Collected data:
#####

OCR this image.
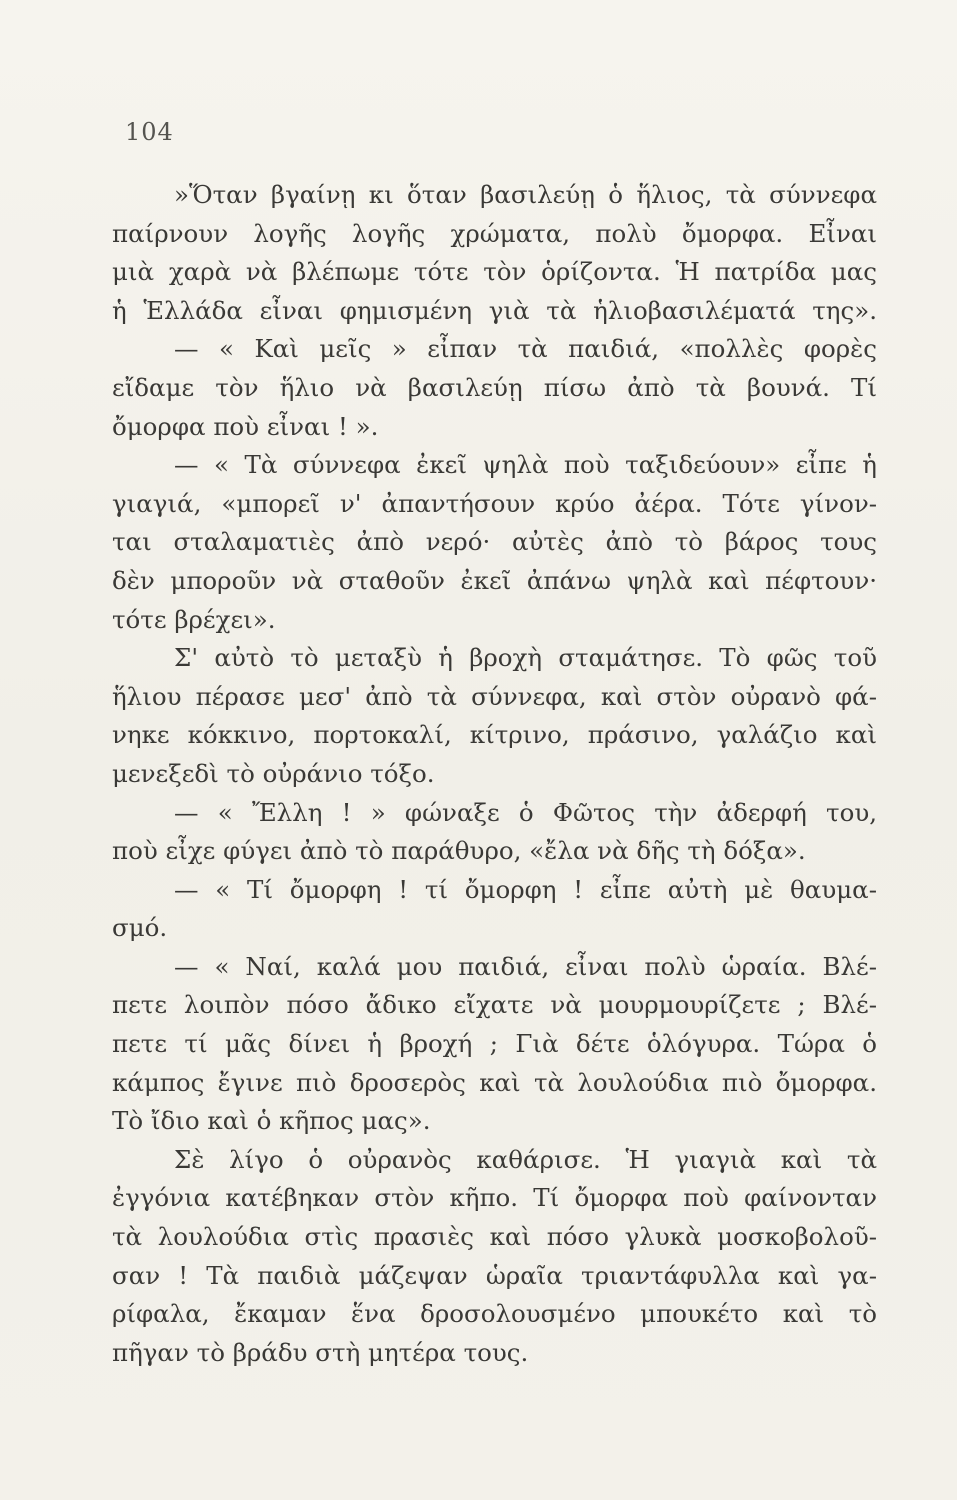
104
»Ὅταν βγαίνῃ κι ὅταν βασιλεύῃ ὁ ἥλιος, τὰ σύννεφα
παίρνουν λογῆς λογῆς χρώματα, πολὺ ὄμορφα. Εἶναι
μιὰ χαρὰ νὰ βλέπωμε τότε τὸν ὁρίζοντα. Ἡ πατρίδα μας
ἡ Ἑλλάδα εἶναι φημισμένη γιὰ τὰ ἡλιοβασιλέματά της».
— « Καὶ μεῖς » εἶπαν τὰ παιδιά, «πολλὲς φορὲς
εἴδαμε τὸν ἥλιο νὰ βασιλεύῃ πίσω ἀπὸ τὰ βουνά. Τί
ὄμορφα ποὺ εἶναι ! ».
— « Τὰ σύννεφα ἐκεῖ ψηλὰ ποὺ ταξιδεύουν» εἶπε ἡ
γιαγιά, «μπορεῖ ν' ἀπαντήσουν κρύο ἀέρα. Τότε γίνον-
ται σταλαματιὲς ἀπὸ νερό· αὐτὲς ἀπὸ τὸ βάρος τους
δὲν μποροῦν νὰ σταθοῦν ἐκεῖ ἀπάνω ψηλὰ καὶ πέφτουν·
τότε βρέχει».
Σ' αὐτὸ τὸ μεταξὺ ἡ βροχὴ σταμάτησε. Τὸ φῶς τοῦ
ἥλιου πέρασε μεσ' ἀπὸ τὰ σύννεφα, καὶ στὸν οὐρανὸ φά-
νηκε κόκκινο, πορτοκαλί, κίτρινο, πράσινο, γαλάζιο καὶ
μενεξεδὶ τὸ οὐράνιο τόξο.
— « Ἔλλη ! » φώναξε ὁ Φῶτος τὴν ἀδερφή του,
ποὺ εἶχε φύγει ἀπὸ τὸ παράθυρο, «ἔλα νὰ δῆς τὴ δόξα».
— « Τί ὄμορφη ! τί ὄμορφη ! εἶπε αὐτὴ μὲ θαυμα-
σμό.
— « Ναί, καλά μου παιδιά, εἶναι πολὺ ὡραία. Βλέ-
πετε λοιπὸν πόσο ἄδικο εἴχατε νὰ μουρμουρίζετε ; Βλέ-
πετε τί μᾶς δίνει ἡ βροχή ; Γιὰ δέτε ὁλόγυρα. Τώρα ὁ
κάμπος ἔγινε πιὸ δροσερὸς καὶ τὰ λουλούδια πιὸ ὄμορφα.
Τὸ ἴδιο καὶ ὁ κῆπος μας».
Σὲ λίγο ὁ οὐρανὸς καθάρισε. Ἡ γιαγιὰ καὶ τὰ
ἐγγόνια κατέβηκαν στὸν κῆπο. Τί ὄμορφα ποὺ φαίνονταν
τὰ λουλούδια στὶς πρασιὲς καὶ πόσο γλυκὰ μοσκοβολοῦ-
σαν ! Τὰ παιδιὰ μάζεψαν ὡραῖα τριαντάφυλλα καὶ γα-
ρίφαλα, ἔκαμαν ἕνα δροσολουσμένο μπουκέτο καὶ τὸ
πῆγαν τὸ βράδυ στὴ μητέρα τους.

#####

Objective: Filter the entries down to the lines with the word "πετε" in them.

Solved exercise:
πετε λοιπὸν πόσο ἄδικο εἴχατε νὰ μουρμουρίζετε ; Βλέ-
πετε τί μᾶς δίνει ἡ βροχή ; Γιὰ δέτε ὁλόγυρα. Τώρα ὁ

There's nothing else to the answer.